### MATERIALS PROVIDED

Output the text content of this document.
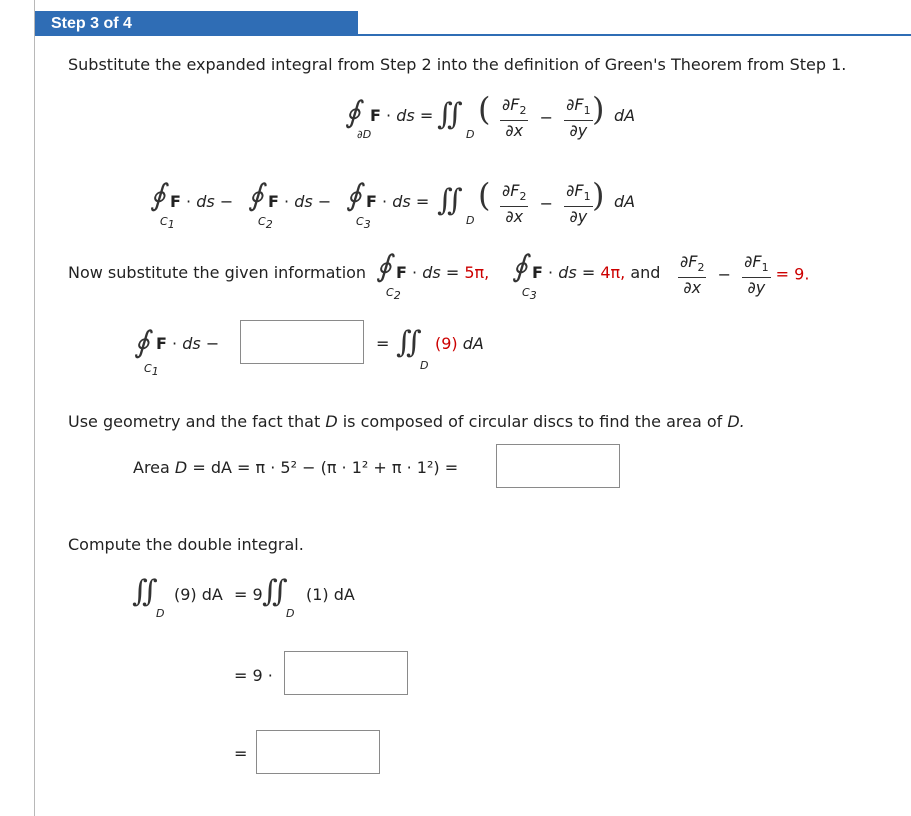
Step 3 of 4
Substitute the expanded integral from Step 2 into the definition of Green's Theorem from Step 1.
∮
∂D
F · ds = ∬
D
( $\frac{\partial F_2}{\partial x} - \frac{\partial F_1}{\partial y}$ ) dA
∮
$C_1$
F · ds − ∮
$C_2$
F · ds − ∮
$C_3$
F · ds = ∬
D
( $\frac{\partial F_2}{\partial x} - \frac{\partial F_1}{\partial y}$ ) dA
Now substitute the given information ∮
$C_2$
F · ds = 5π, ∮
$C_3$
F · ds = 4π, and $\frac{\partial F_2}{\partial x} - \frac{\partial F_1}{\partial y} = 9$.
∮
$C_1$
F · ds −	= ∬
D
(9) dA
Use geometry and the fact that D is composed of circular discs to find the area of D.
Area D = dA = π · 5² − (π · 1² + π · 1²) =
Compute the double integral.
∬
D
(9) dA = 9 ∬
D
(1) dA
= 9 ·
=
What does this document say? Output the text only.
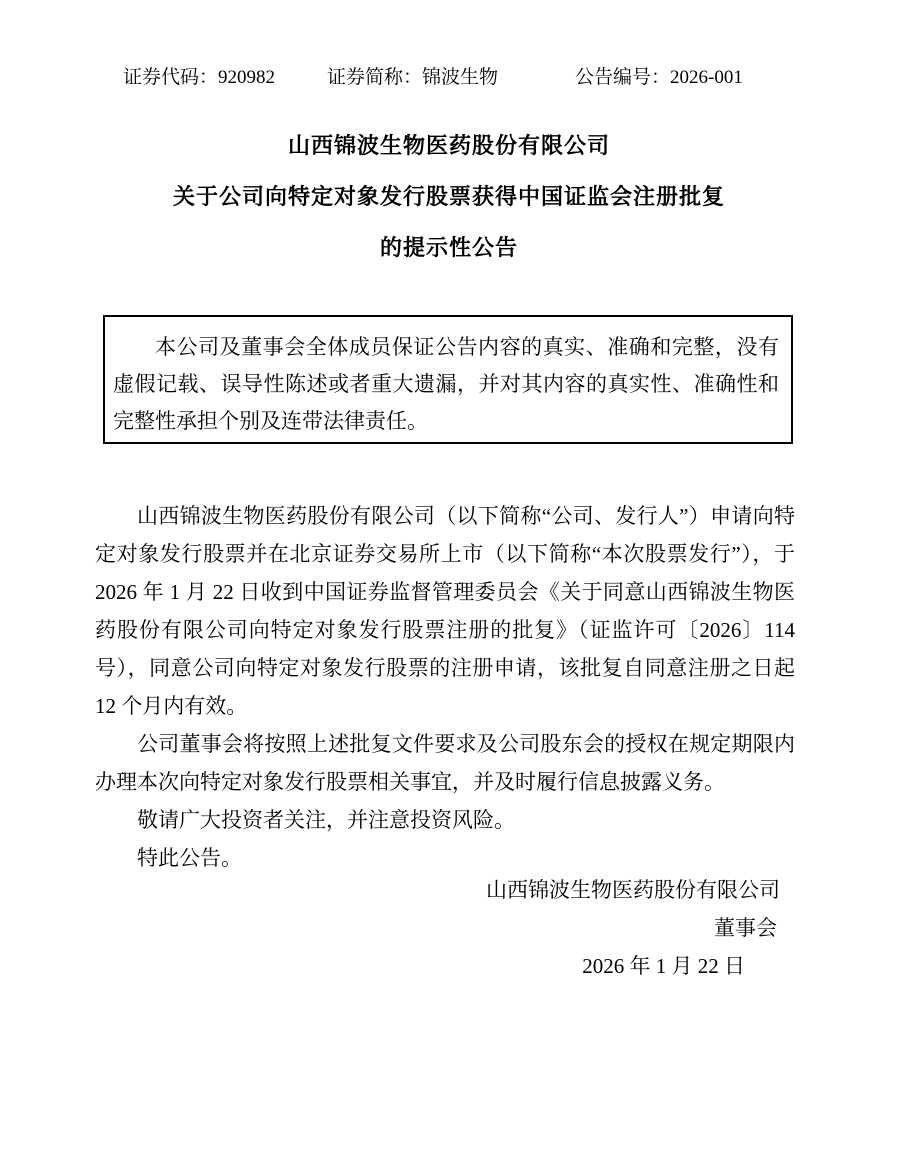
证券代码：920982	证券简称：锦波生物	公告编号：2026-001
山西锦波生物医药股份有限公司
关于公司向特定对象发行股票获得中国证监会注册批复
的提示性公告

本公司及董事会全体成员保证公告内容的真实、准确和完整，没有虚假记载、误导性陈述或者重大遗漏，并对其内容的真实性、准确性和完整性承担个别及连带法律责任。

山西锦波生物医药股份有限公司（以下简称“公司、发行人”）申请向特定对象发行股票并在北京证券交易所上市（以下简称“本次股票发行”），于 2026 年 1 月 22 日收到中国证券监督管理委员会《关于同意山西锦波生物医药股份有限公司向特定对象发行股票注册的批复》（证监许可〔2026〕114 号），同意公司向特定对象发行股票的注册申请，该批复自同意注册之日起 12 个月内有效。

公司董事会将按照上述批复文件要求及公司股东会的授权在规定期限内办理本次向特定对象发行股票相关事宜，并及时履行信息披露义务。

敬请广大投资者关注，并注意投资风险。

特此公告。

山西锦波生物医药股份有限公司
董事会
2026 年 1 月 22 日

### TASK BRIEF
Copy the material exactly. Do not include the pictures.

### EXERCISE RESPONSE
Output the text content of this document.
Step 3 of 4
Substitute the expanded integral from Step 2 into the definition of Green's Theorem from Step 1.
∮
∂D
F · ds = ∬
D
( $\frac{\partial F_2}{\partial x} - \frac{\partial F_1}{\partial y}$ ) dA
∮
$C_1$
F · ds − ∮
$C_2$
F · ds − ∮
$C_3$
F · ds = ∬
D
( $\frac{\partial F_2}{\partial x} - \frac{\partial F_1}{\partial y}$ ) dA
Now substitute the given information ∮
$C_2$
F · ds = 5π, ∮
$C_3$
F · ds = 4π, and $\frac{\partial F_2}{\partial x} - \frac{\partial F_1}{\partial y} = 9$.
∮
$C_1$
F · ds −	= ∬
D
(9) dA
Use geometry and the fact that D is composed of circular discs to find the area of D.
Area D = dA = π · 5² − (π · 1² + π · 1²) =
Compute the double integral.
∬
D
(9) dA = 9 ∬
D
(1) dA
= 9 ·
=
What does this document say? Output the text only.
证券代码：920982	证券简称：锦波生物	公告编号：2026-001
山西锦波生物医药股份有限公司
关于公司向特定对象发行股票获得中国证监会注册批复
的提示性公告

本公司及董事会全体成员保证公告内容的真实、准确和完整，没有虚假记载、误导性陈述或者重大遗漏，并对其内容的真实性、准确性和完整性承担个别及连带法律责任。

山西锦波生物医药股份有限公司（以下简称“公司、发行人”）申请向特定对象发行股票并在北京证券交易所上市（以下简称“本次股票发行”），于 2026 年 1 月 22 日收到中国证券监督管理委员会《关于同意山西锦波生物医药股份有限公司向特定对象发行股票注册的批复》（证监许可〔2026〕114 号），同意公司向特定对象发行股票的注册申请，该批复自同意注册之日起 12 个月内有效。

公司董事会将按照上述批复文件要求及公司股东会的授权在规定期限内办理本次向特定对象发行股票相关事宜，并及时履行信息披露义务。

敬请广大投资者关注，并注意投资风险。

特此公告。

山西锦波生物医药股份有限公司
董事会
2026 年 1 月 22 日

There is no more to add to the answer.